--- Objective ---
Reproduce each line exactly.

** start of Provided material **

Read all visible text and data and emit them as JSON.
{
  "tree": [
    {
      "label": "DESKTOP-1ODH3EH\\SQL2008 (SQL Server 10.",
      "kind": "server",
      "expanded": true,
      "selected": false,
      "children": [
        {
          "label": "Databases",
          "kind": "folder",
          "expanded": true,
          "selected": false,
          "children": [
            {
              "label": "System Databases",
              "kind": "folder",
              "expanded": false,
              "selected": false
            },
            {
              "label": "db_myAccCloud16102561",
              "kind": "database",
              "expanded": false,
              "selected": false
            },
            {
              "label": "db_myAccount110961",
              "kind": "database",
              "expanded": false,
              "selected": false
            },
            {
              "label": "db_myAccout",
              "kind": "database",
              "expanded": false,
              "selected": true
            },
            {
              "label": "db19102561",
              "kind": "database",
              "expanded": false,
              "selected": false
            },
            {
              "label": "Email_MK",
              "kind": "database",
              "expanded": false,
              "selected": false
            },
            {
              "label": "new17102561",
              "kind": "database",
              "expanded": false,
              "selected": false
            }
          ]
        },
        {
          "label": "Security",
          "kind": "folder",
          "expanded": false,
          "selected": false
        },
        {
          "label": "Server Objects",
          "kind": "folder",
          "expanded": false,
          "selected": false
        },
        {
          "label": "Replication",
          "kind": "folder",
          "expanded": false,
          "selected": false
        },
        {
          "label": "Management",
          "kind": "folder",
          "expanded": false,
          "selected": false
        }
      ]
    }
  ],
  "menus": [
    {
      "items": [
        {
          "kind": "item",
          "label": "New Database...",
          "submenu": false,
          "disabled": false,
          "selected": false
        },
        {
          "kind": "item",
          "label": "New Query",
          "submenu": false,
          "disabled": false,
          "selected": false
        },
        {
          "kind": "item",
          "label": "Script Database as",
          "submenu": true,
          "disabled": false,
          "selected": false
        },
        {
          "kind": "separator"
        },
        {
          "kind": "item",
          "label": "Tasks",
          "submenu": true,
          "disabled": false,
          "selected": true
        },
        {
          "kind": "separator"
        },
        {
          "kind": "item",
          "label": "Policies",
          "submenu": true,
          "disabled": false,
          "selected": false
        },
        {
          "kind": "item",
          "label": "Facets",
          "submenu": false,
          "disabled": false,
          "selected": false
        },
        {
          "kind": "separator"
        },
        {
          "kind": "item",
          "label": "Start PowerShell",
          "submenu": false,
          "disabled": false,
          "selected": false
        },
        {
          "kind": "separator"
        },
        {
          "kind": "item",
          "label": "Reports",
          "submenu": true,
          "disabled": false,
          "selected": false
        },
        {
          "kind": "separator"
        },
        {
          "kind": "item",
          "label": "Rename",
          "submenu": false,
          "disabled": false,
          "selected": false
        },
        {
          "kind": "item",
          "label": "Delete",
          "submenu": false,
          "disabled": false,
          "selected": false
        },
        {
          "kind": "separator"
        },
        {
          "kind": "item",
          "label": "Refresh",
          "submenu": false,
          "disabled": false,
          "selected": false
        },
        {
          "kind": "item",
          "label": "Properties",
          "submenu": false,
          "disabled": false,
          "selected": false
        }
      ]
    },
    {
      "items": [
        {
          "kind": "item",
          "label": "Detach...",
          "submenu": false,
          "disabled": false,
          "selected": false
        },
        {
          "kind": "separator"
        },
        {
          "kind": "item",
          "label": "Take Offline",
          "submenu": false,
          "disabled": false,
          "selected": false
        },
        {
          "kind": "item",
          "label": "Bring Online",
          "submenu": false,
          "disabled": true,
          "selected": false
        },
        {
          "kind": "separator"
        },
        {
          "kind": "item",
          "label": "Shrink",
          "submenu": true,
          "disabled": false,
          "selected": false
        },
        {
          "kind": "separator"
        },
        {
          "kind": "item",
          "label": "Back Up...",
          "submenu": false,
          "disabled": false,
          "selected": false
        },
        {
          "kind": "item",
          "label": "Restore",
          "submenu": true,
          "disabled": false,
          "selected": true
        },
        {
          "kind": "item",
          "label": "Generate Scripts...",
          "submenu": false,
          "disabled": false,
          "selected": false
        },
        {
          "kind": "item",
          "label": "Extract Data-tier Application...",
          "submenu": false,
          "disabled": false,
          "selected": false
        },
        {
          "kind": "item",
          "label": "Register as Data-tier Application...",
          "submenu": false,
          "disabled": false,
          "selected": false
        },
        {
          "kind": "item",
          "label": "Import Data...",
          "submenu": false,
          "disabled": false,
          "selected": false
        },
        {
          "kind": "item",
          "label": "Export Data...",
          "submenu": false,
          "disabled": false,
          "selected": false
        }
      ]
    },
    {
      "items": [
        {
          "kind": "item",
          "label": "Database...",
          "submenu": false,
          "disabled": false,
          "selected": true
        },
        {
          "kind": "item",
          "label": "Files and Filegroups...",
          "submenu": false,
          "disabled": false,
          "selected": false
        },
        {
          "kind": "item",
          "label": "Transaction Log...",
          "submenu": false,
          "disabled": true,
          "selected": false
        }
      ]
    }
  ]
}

** end of Provided material **

--- Task solution ---
Read all visible text and data and emit them as JSON.
{
  "tree": [
    {
      "label": "DESKTOP-1ODH3EH\\SQL2008 (SQL Server 10.",
      "kind": "server",
      "expanded": true,
      "selected": false,
      "children": [
        {
          "label": "Databases",
          "kind": "folder",
          "expanded": true,
          "selected": false,
          "children": [
            {
              "label": "System Databases",
              "kind": "folder",
              "expanded": false,
              "selected": false
            },
            {
              "label": "db_myAccCloud16102561",
              "kind": "database",
              "expanded": false,
              "selected": false
            },
            {
              "label": "db_myAccount110961",
              "kind": "database",
              "expanded": false,
              "selected": false
            },
            {
              "label": "db_myAccout",
              "kind": "database",
              "expanded": false,
              "selected": true
            },
            {
              "label": "db19102561",
              "kind": "database",
              "expanded": false,
              "selected": false
            },
            {
              "label": "Email_MK",
              "kind": "database",
              "expanded": false,
              "selected": false
            },
            {
              "label": "new17102561",
              "kind": "database",
              "expanded": false,
              "selected": false
            }
          ]
        },
        {
          "label": "Security",
          "kind": "folder",
          "expanded": false,
          "selected": false
        },
        {
          "label": "Server Objects",
          "kind": "folder",
          "expanded": false,
          "selected": false
        },
        {
          "label": "Replication",
          "kind": "folder",
          "expanded": false,
          "selected": false
        },
        {
          "label": "Management",
          "kind": "folder",
          "expanded": false,
          "selected": false
        }
      ]
    }
  ],
  "menus": [
    {
      "items": [
        {
          "kind": "item",
          "label": "New Database...",
          "submenu": false,
          "disabled": false,
          "selected": false
        },
        {
          "kind": "item",
          "label": "New Query",
          "submenu": false,
          "disabled": false,
          "selected": false
        },
        {
          "kind": "item",
          "label": "Script Database as",
          "submenu": true,
          "disabled": false,
          "selected": false
        },
        {
          "kind": "separator"
        },
        {
          "kind": "item",
          "label": "Tasks",
          "submenu": true,
          "disabled": false,
          "selected": true
        },
        {
          "kind": "separator"
        },
        {
          "kind": "item",
          "label": "Policies",
          "submenu": true,
          "disabled": false,
          "selected": false
        },
        {
          "kind": "item",
          "label": "Facets",
          "submenu": false,
          "disabled": false,
          "selected": false
        },
        {
          "kind": "separator"
        },
        {
          "kind": "item",
          "label": "Start PowerShell",
          "submenu": false,
          "disabled": false,
          "selected": false
        },
        {
          "kind": "separator"
        },
        {
          "kind": "item",
          "label": "Reports",
          "submenu": true,
          "disabled": false,
          "selected": false
        },
        {
          "kind": "separator"
        },
        {
          "kind": "item",
          "label": "Rename",
          "submenu": false,
          "disabled": false,
          "selected": false
        },
        {
          "kind": "item",
          "label": "Delete",
          "submenu": false,
          "disabled": false,
          "selected": false
        },
        {
          "kind": "separator"
        },
        {
          "kind": "item",
          "label": "Refresh",
          "submenu": false,
          "disabled": false,
          "selected": false
        },
        {
          "kind": "item",
          "label": "Properties",
          "submenu": false,
          "disabled": false,
          "selected": false
        }
      ]
    },
    {
      "items": [
        {
          "kind": "item",
          "label": "Detach...",
          "submenu": false,
          "disabled": false,
          "selected": false
        },
        {
          "kind": "separator"
        },
        {
          "kind": "item",
          "label": "Take Offline",
          "submenu": false,
          "disabled": false,
          "selected": false
        },
        {
          "kind": "item",
          "label": "Bring Online",
          "submenu": false,
          "disabled": true,
          "selected": false
        },
        {
          "kind": "separator"
        },
        {
          "kind": "item",
          "label": "Shrink",
          "submenu": true,
          "disabled": false,
          "selected": false
        },
        {
          "kind": "separator"
        },
        {
          "kind": "item",
          "label": "Back Up...",
          "submenu": false,
          "disabled": false,
          "selected": false
        },
        {
          "kind": "item",
          "label": "Restore",
          "submenu": true,
          "disabled": false,
          "selected": true
        },
        {
          "kind": "item",
          "label": "Generate Scripts...",
          "submenu": false,
          "disabled": false,
          "selected": false
        },
        {
          "kind": "item",
          "label": "Extract Data-tier Application...",
          "submenu": false,
          "disabled": false,
          "selected": false
        },
        {
          "kind": "item",
          "label": "Register as Data-tier Application...",
          "submenu": false,
          "disabled": false,
          "selected": false
        },
        {
          "kind": "item",
          "label": "Import Data...",
          "submenu": false,
          "disabled": false,
          "selected": false
        },
        {
          "kind": "item",
          "label": "Export Data...",
          "submenu": false,
          "disabled": false,
          "selected": false
        }
      ]
    },
    {
      "items": [
        {
          "kind": "item",
          "label": "Database...",
          "submenu": false,
          "disabled": false,
          "selected": true
        },
        {
          "kind": "item",
          "label": "Files and Filegroups...",
          "submenu": false,
          "disabled": false,
          "selected": false
        },
        {
          "kind": "item",
          "label": "Transaction Log...",
          "submenu": false,
          "disabled": true,
          "selected": false
        }
      ]
    }
  ]
}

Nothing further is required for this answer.